[begin EXERCISE INPUT]

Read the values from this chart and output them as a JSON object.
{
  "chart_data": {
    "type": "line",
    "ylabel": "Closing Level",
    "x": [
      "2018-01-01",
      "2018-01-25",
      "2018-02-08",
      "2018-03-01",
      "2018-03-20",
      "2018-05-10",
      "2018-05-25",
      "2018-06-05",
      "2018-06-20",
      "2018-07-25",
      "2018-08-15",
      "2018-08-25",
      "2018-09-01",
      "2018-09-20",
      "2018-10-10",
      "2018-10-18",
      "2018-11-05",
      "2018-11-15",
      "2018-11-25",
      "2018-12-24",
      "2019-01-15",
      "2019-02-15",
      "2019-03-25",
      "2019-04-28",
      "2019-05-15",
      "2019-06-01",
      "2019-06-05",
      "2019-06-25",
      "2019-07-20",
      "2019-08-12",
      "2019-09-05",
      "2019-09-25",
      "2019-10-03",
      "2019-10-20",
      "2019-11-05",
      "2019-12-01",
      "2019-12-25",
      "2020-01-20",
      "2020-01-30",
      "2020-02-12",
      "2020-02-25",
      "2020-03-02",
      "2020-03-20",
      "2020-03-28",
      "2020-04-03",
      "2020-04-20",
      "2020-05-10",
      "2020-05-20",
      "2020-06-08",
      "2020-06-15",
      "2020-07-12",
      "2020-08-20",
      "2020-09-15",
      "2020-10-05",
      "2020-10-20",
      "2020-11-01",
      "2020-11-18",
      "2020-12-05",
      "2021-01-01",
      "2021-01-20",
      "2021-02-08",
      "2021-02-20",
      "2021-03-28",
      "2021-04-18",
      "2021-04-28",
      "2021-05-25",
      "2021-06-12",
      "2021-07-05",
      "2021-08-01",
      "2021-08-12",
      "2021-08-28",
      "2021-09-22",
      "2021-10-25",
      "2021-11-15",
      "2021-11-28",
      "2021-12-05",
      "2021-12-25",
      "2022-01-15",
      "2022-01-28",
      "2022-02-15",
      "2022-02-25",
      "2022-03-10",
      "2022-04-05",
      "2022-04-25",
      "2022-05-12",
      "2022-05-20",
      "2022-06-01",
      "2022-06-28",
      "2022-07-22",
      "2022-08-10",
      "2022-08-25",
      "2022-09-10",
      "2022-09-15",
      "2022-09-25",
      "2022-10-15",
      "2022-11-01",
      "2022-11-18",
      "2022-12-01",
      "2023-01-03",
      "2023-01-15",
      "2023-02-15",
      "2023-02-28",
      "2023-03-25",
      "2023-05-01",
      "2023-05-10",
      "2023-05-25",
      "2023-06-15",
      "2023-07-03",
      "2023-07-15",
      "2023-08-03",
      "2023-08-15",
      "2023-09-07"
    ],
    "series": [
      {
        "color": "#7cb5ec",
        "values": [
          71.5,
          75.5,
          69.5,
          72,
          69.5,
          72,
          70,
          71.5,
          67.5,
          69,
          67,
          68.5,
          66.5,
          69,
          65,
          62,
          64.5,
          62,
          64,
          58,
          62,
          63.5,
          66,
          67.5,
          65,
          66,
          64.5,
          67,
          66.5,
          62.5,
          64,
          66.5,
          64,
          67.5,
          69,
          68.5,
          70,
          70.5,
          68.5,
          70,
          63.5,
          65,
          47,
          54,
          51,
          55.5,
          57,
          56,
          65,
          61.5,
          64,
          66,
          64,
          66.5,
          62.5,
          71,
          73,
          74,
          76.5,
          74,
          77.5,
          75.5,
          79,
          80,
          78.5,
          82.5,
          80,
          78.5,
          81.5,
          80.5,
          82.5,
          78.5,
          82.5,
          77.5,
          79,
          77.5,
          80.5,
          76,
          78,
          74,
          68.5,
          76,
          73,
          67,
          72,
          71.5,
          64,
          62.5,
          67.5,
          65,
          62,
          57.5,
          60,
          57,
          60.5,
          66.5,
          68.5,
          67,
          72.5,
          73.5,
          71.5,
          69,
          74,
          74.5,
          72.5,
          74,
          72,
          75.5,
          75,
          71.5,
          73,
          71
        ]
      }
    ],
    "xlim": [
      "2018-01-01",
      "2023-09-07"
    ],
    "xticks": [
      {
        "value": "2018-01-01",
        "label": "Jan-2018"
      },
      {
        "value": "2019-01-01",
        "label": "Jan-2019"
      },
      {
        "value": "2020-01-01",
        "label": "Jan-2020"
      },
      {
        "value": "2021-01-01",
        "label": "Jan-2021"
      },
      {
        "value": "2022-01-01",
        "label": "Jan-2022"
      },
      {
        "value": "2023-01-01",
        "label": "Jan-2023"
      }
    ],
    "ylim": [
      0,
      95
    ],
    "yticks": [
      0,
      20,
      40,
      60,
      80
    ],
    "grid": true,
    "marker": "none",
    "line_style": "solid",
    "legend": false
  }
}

[end EXERCISE INPUT]

TASK STATEMENT:
Tally up the lines holding the word "values" in the data above, and answer with that figure only.

EXPECTED ANSWER:
2